## BEGIN
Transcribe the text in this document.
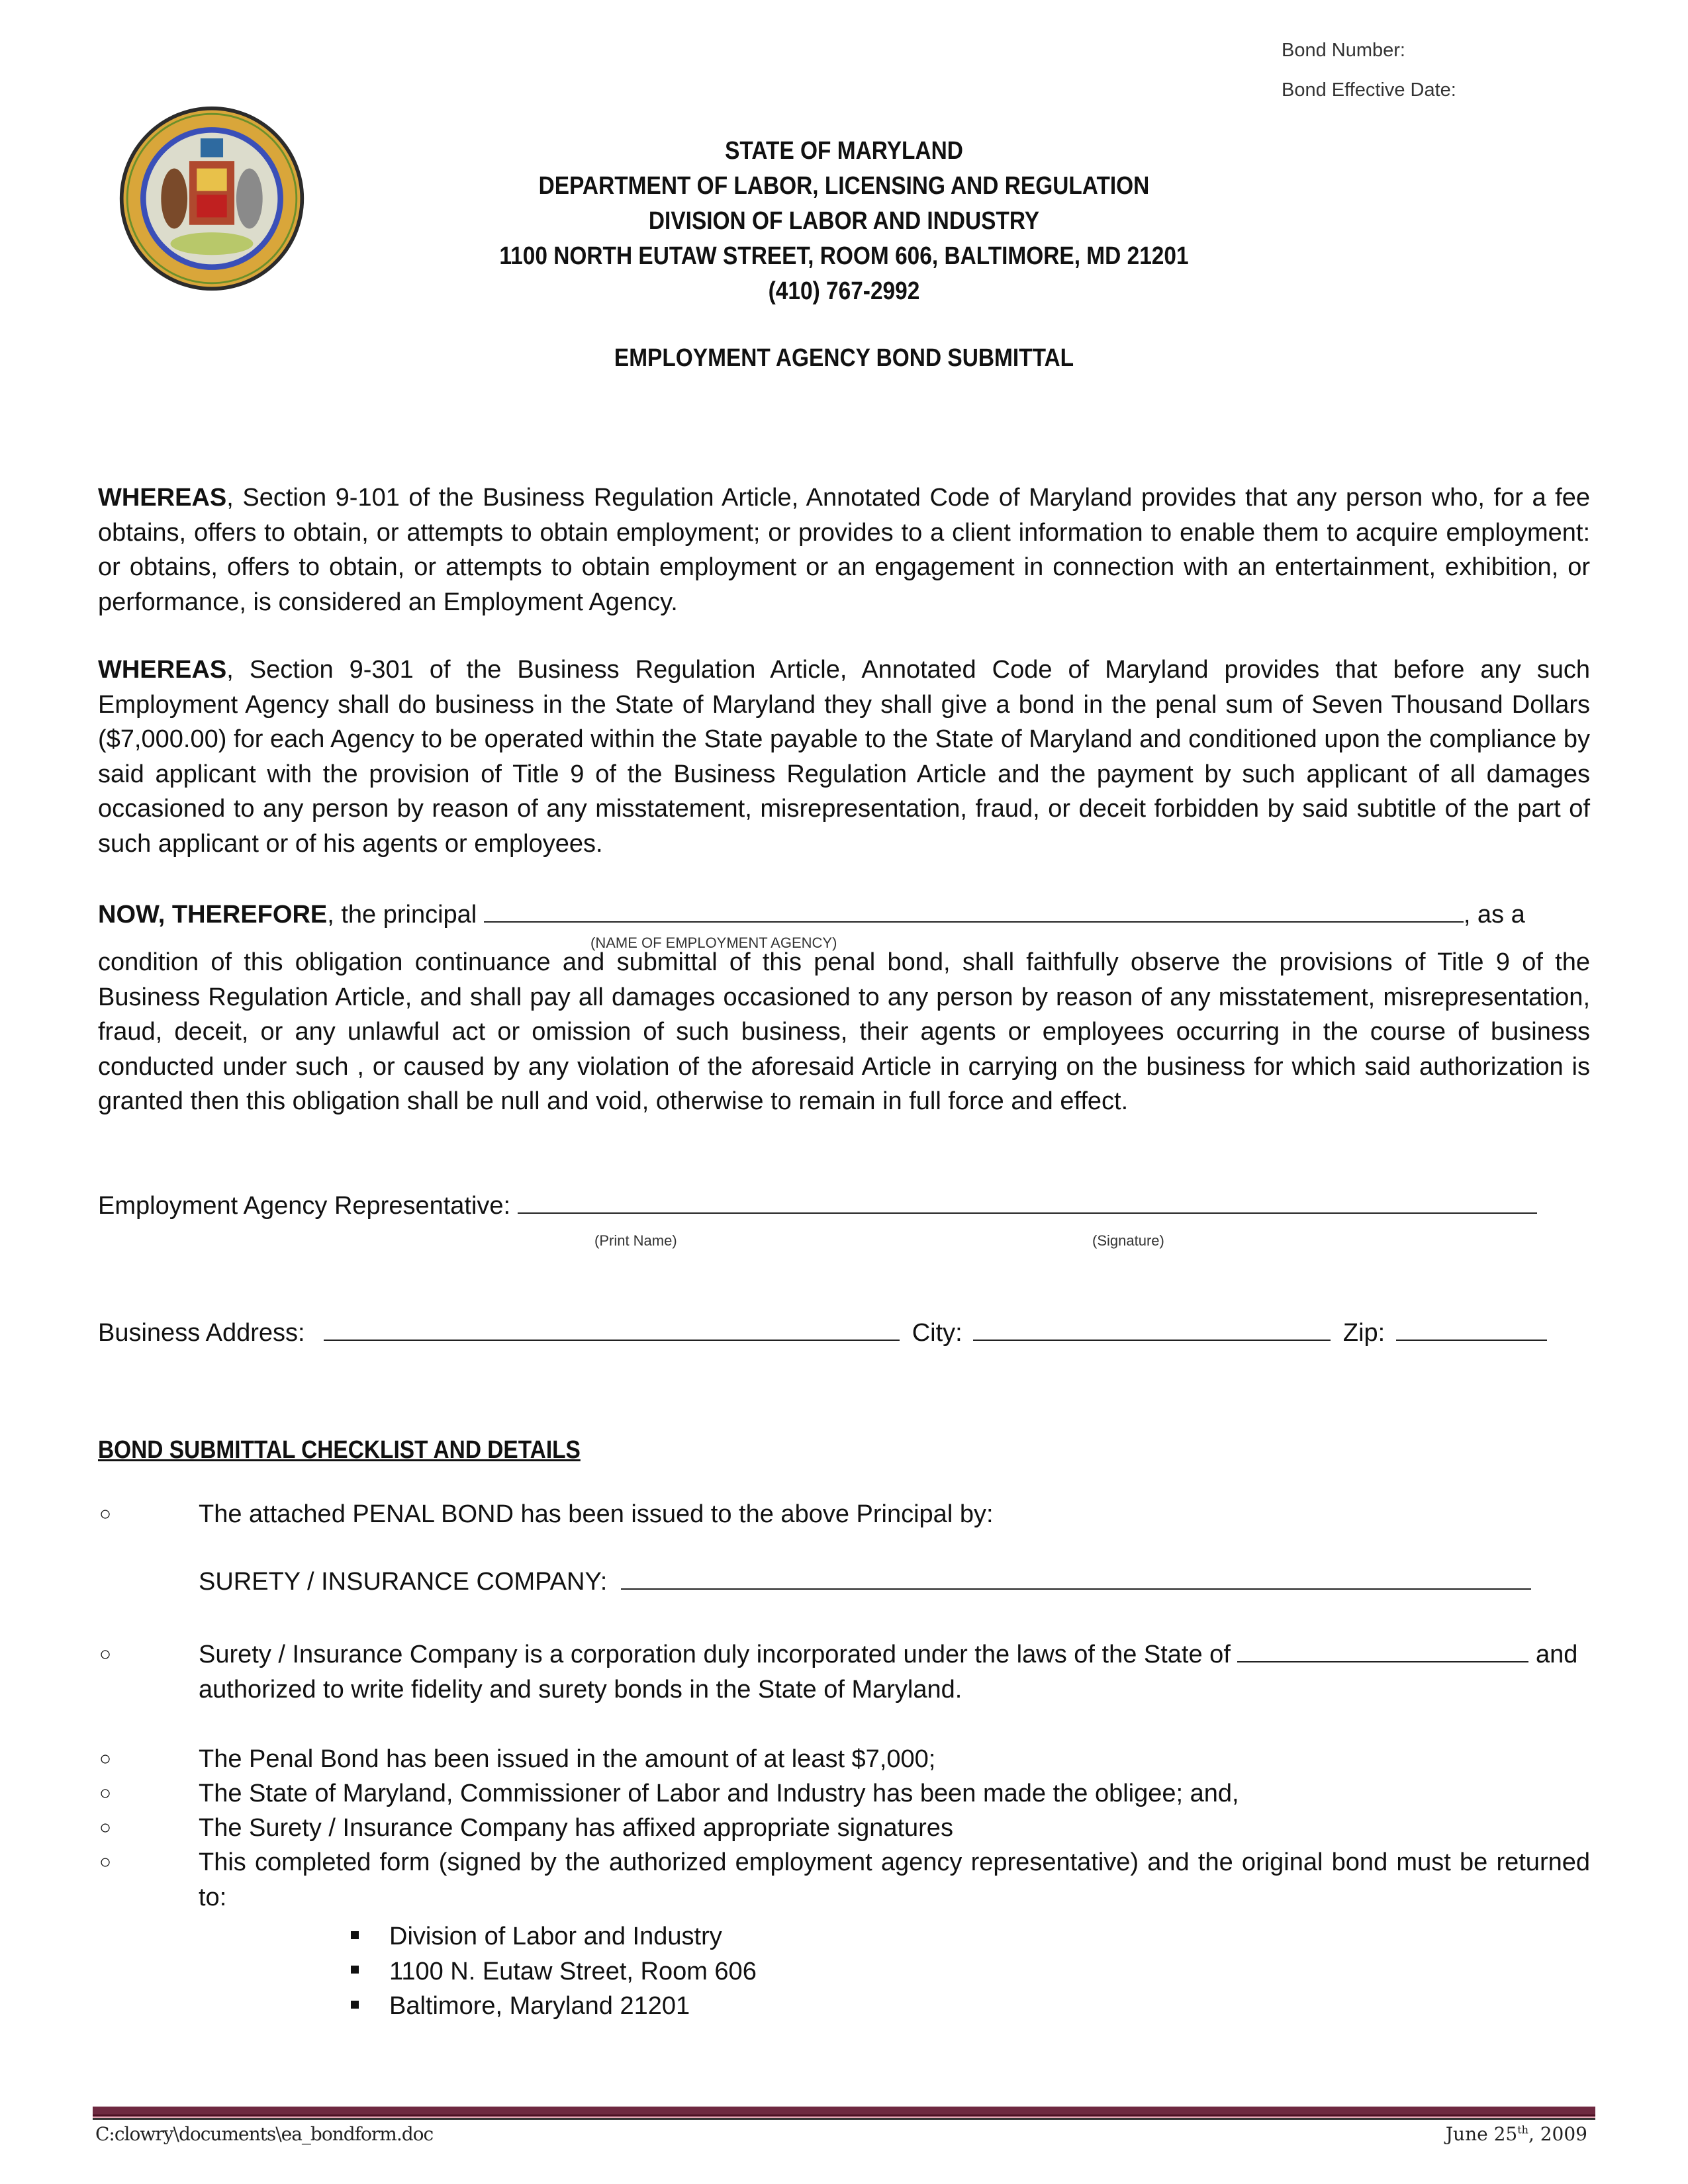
Bond Number:
Bond Effective Date:
STATE OF MARYLAND
DEPARTMENT OF LABOR, LICENSING AND REGULATION
DIVISION OF LABOR AND INDUSTRY
1100 NORTH EUTAW STREET, ROOM 606, BALTIMORE, MD 21201
(410) 767-2992
EMPLOYMENT AGENCY BOND SUBMITTAL
WHEREAS, Section 9-101 of the Business Regulation Article, Annotated Code of Maryland provides that any person who, for a fee obtains, offers to obtain, or attempts to obtain employment; or provides to a client information to enable them to acquire employment: or obtains, offers to obtain, or attempts to obtain employment or an engagement in connection with an entertainment, exhibition, or performance, is considered an Employment Agency.
WHEREAS, Section 9-301 of the Business Regulation Article, Annotated Code of Maryland provides that before any such Employment Agency shall do business in the State of Maryland they shall give a bond in the penal sum of Seven Thousand Dollars ($7,000.00) for each Agency to be operated within the State payable to the State of Maryland and conditioned upon the compliance by said applicant with the provision of Title 9 of the Business Regulation Article and the payment by such applicant of all damages occasioned to any person by reason of any misstatement, misrepresentation, fraud, or deceit forbidden by said subtitle of the part of such applicant or of his agents or employees.
NOW, THEREFORE, the principal	, as a
(NAME OF EMPLOYMENT AGENCY)
condition of this obligation continuance and submittal of this penal bond, shall faithfully observe the provisions of Title 9 of the Business Regulation Article, and shall pay all damages occasioned to any person by reason of any misstatement, misrepresentation, fraud, deceit, or any unlawful act or omission of such business, their agents or employees occurring in the course of business conducted under such , or caused by any violation of the aforesaid Article in carrying on the business for which said authorization is granted then this obligation shall be null and void, otherwise to remain in full force and effect.
Employment Agency Representative:
(Print Name)	(Signature)
Business Address:	City:	Zip:
BOND SUBMITTAL CHECKLIST AND DETAILS
○	The attached PENAL BOND has been issued to the above Principal by:
SURETY / INSURANCE COMPANY:
○	Surety / Insurance Company is a corporation duly incorporated under the laws of the State of	and authorized to write fidelity and surety bonds in the State of Maryland.
○	The Penal Bond has been issued in the amount of at least $7,000;
○	The State of Maryland, Commissioner of Labor and Industry has been made the obligee; and,
○	The Surety / Insurance Company has affixed appropriate signatures
○	This completed form (signed by the authorized employment agency representative) and the original bond must be returned to:
Division of Labor and Industry
1100 N. Eutaw Street, Room 606
Baltimore, Maryland 21201
C:clowry\documents\ea_bondform.doc	June 25th, 2009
## END
* [Given exercise]:
Using the listing above, show every line that includes the string "deceit".

* [Task answer]:
WHEREAS, Section 9-301 of the Business Regulation Article, Annotated Code of Maryland provides that before any such Employment Agency shall do business in the State of Maryland they shall give a bond in the penal sum of Seven Thousand Dollars ($7,000.00) for each Agency to be operated within the State payable to the State of Maryland and conditioned upon the compliance by said applicant with the provision of Title 9 of the Business Regulation Article and the payment by such applicant of all damages occasioned to any person by reason of any misstatement, misrepresentation, fraud, or deceit forbidden by said subtitle of the part of such applicant or of his agents or employees.
condition of this obligation continuance and submittal of this penal bond, shall faithfully observe the provisions of Title 9 of the Business Regulation Article, and shall pay all damages occasioned to any person by reason of any misstatement, misrepresentation, fraud, deceit, or any unlawful act or omission of such business, their agents or employees occurring in the course of business conducted under such , or caused by any violation of the aforesaid Article in carrying on the business for which said authorization is granted then this obligation shall be null and void, otherwise to remain in full force and effect.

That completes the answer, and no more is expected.